● **Entries provided**
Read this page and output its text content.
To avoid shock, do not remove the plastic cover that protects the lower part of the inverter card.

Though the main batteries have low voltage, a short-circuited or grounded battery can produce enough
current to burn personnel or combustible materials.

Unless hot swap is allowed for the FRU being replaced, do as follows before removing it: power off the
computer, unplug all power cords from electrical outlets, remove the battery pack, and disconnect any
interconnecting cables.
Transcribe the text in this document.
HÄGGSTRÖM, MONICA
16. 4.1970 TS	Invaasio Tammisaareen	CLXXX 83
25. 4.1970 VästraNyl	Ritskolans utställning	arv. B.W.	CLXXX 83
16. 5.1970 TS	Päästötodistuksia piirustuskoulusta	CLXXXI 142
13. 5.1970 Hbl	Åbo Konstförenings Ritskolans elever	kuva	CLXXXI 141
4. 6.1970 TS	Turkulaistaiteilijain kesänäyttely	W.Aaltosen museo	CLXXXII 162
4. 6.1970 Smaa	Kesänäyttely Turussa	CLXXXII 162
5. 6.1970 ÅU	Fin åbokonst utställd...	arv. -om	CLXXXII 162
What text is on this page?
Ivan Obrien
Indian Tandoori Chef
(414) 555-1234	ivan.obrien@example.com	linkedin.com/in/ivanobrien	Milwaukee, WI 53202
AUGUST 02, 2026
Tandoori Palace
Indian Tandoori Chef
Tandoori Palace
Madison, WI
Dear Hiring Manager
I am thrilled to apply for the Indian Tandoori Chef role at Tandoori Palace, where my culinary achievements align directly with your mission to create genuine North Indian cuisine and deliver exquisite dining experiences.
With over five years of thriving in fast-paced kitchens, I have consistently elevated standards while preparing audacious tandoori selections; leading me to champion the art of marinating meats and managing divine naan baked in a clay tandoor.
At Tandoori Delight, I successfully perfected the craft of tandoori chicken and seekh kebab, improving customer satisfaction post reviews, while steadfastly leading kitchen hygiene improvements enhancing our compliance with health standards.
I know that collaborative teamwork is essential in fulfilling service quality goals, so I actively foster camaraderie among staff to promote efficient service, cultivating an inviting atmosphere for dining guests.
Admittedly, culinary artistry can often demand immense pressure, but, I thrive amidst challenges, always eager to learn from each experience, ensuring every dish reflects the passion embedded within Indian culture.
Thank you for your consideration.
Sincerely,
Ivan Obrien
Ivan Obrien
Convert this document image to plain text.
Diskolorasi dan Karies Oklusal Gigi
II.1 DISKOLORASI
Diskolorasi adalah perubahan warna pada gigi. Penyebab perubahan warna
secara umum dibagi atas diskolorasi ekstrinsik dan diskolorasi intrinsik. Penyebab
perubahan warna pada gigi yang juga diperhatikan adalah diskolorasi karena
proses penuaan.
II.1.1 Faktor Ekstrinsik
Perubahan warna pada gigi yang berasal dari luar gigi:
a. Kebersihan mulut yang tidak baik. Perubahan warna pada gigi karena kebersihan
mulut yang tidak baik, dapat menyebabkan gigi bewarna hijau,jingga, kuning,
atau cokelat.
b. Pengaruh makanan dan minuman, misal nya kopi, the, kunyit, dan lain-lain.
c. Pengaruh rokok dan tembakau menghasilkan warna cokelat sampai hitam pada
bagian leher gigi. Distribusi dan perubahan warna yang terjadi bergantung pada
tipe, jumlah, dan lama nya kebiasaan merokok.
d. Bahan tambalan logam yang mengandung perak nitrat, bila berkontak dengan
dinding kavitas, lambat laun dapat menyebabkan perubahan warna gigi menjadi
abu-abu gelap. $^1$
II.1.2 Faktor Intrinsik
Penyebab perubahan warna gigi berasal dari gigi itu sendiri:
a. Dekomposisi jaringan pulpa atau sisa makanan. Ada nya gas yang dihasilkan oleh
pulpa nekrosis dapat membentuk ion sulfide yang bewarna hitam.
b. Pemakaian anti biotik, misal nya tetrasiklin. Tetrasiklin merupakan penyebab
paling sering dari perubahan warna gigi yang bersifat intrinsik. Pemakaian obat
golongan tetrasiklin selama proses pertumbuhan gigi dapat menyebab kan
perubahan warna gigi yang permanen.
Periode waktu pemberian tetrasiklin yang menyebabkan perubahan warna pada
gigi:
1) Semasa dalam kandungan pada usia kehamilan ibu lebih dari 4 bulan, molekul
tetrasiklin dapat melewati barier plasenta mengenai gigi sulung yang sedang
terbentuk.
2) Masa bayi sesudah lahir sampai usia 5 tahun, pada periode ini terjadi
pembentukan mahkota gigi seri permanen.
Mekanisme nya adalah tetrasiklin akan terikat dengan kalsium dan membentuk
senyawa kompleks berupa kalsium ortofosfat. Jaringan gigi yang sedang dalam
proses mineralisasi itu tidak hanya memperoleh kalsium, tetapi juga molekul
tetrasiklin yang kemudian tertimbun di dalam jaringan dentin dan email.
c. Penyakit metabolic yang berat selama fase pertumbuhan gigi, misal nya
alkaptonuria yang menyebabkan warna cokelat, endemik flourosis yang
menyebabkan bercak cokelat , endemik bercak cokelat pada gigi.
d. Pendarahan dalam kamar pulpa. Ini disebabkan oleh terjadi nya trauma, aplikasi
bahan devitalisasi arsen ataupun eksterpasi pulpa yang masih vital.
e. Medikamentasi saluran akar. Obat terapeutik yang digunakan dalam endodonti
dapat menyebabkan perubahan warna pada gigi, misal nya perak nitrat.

● **Requirements**
Reproduce every record above exactly as it appears.

● **Written solution**
Read this page and output its text content.
To avoid shock, do not remove the plastic cover that protects the lower part of the inverter card.

Though the main batteries have low voltage, a short-circuited or grounded battery can produce enough
current to burn personnel or combustible materials.

Unless hot swap is allowed for the FRU being replaced, do as follows before removing it: power off the
computer, unplug all power cords from electrical outlets, remove the battery pack, and disconnect any
interconnecting cables.
Transcribe the text in this document.
HÄGGSTRÖM, MONICA
16. 4.1970 TS	Invaasio Tammisaareen	CLXXX 83
25. 4.1970 VästraNyl	Ritskolans utställning	arv. B.W.	CLXXX 83
16. 5.1970 TS	Päästötodistuksia piirustuskoulusta	CLXXXI 142
13. 5.1970 Hbl	Åbo Konstförenings Ritskolans elever	kuva	CLXXXI 141
4. 6.1970 TS	Turkulaistaiteilijain kesänäyttely	W.Aaltosen museo	CLXXXII 162
4. 6.1970 Smaa	Kesänäyttely Turussa	CLXXXII 162
5. 6.1970 ÅU	Fin åbokonst utställd...	arv. -om	CLXXXII 162
What text is on this page?
Ivan Obrien
Indian Tandoori Chef
(414) 555-1234	ivan.obrien@example.com	linkedin.com/in/ivanobrien	Milwaukee, WI 53202
AUGUST 02, 2026
Tandoori Palace
Indian Tandoori Chef
Tandoori Palace
Madison, WI
Dear Hiring Manager
I am thrilled to apply for the Indian Tandoori Chef role at Tandoori Palace, where my culinary achievements align directly with your mission to create genuine North Indian cuisine and deliver exquisite dining experiences.
With over five years of thriving in fast-paced kitchens, I have consistently elevated standards while preparing audacious tandoori selections; leading me to champion the art of marinating meats and managing divine naan baked in a clay tandoor.
At Tandoori Delight, I successfully perfected the craft of tandoori chicken and seekh kebab, improving customer satisfaction post reviews, while steadfastly leading kitchen hygiene improvements enhancing our compliance with health standards.
I know that collaborative teamwork is essential in fulfilling service quality goals, so I actively foster camaraderie among staff to promote efficient service, cultivating an inviting atmosphere for dining guests.
Admittedly, culinary artistry can often demand immense pressure, but, I thrive amidst challenges, always eager to learn from each experience, ensuring every dish reflects the passion embedded within Indian culture.
Thank you for your consideration.
Sincerely,
Ivan Obrien
Ivan Obrien
Convert this document image to plain text.
Diskolorasi dan Karies Oklusal Gigi
II.1 DISKOLORASI
Diskolorasi adalah perubahan warna pada gigi. Penyebab perubahan warna
secara umum dibagi atas diskolorasi ekstrinsik dan diskolorasi intrinsik. Penyebab
perubahan warna pada gigi yang juga diperhatikan adalah diskolorasi karena
proses penuaan.
II.1.1 Faktor Ekstrinsik
Perubahan warna pada gigi yang berasal dari luar gigi:
a. Kebersihan mulut yang tidak baik. Perubahan warna pada gigi karena kebersihan
mulut yang tidak baik, dapat menyebabkan gigi bewarna hijau,jingga, kuning,
atau cokelat.
b. Pengaruh makanan dan minuman, misal nya kopi, the, kunyit, dan lain-lain.
c. Pengaruh rokok dan tembakau menghasilkan warna cokelat sampai hitam pada
bagian leher gigi. Distribusi dan perubahan warna yang terjadi bergantung pada
tipe, jumlah, dan lama nya kebiasaan merokok.
d. Bahan tambalan logam yang mengandung perak nitrat, bila berkontak dengan
dinding kavitas, lambat laun dapat menyebabkan perubahan warna gigi menjadi
abu-abu gelap. $^1$
II.1.2 Faktor Intrinsik
Penyebab perubahan warna gigi berasal dari gigi itu sendiri:
a. Dekomposisi jaringan pulpa atau sisa makanan. Ada nya gas yang dihasilkan oleh
pulpa nekrosis dapat membentuk ion sulfide yang bewarna hitam.
b. Pemakaian anti biotik, misal nya tetrasiklin. Tetrasiklin merupakan penyebab
paling sering dari perubahan warna gigi yang bersifat intrinsik. Pemakaian obat
golongan tetrasiklin selama proses pertumbuhan gigi dapat menyebab kan
perubahan warna gigi yang permanen.
Periode waktu pemberian tetrasiklin yang menyebabkan perubahan warna pada
gigi:
1) Semasa dalam kandungan pada usia kehamilan ibu lebih dari 4 bulan, molekul
tetrasiklin dapat melewati barier plasenta mengenai gigi sulung yang sedang
terbentuk.
2) Masa bayi sesudah lahir sampai usia 5 tahun, pada periode ini terjadi
pembentukan mahkota gigi seri permanen.
Mekanisme nya adalah tetrasiklin akan terikat dengan kalsium dan membentuk
senyawa kompleks berupa kalsium ortofosfat. Jaringan gigi yang sedang dalam
proses mineralisasi itu tidak hanya memperoleh kalsium, tetapi juga molekul
tetrasiklin yang kemudian tertimbun di dalam jaringan dentin dan email.
c. Penyakit metabolic yang berat selama fase pertumbuhan gigi, misal nya
alkaptonuria yang menyebabkan warna cokelat, endemik flourosis yang
menyebabkan bercak cokelat , endemik bercak cokelat pada gigi.
d. Pendarahan dalam kamar pulpa. Ini disebabkan oleh terjadi nya trauma, aplikasi
bahan devitalisasi arsen ataupun eksterpasi pulpa yang masih vital.
e. Medikamentasi saluran akar. Obat terapeutik yang digunakan dalam endodonti
dapat menyebabkan perubahan warna pada gigi, misal nya perak nitrat.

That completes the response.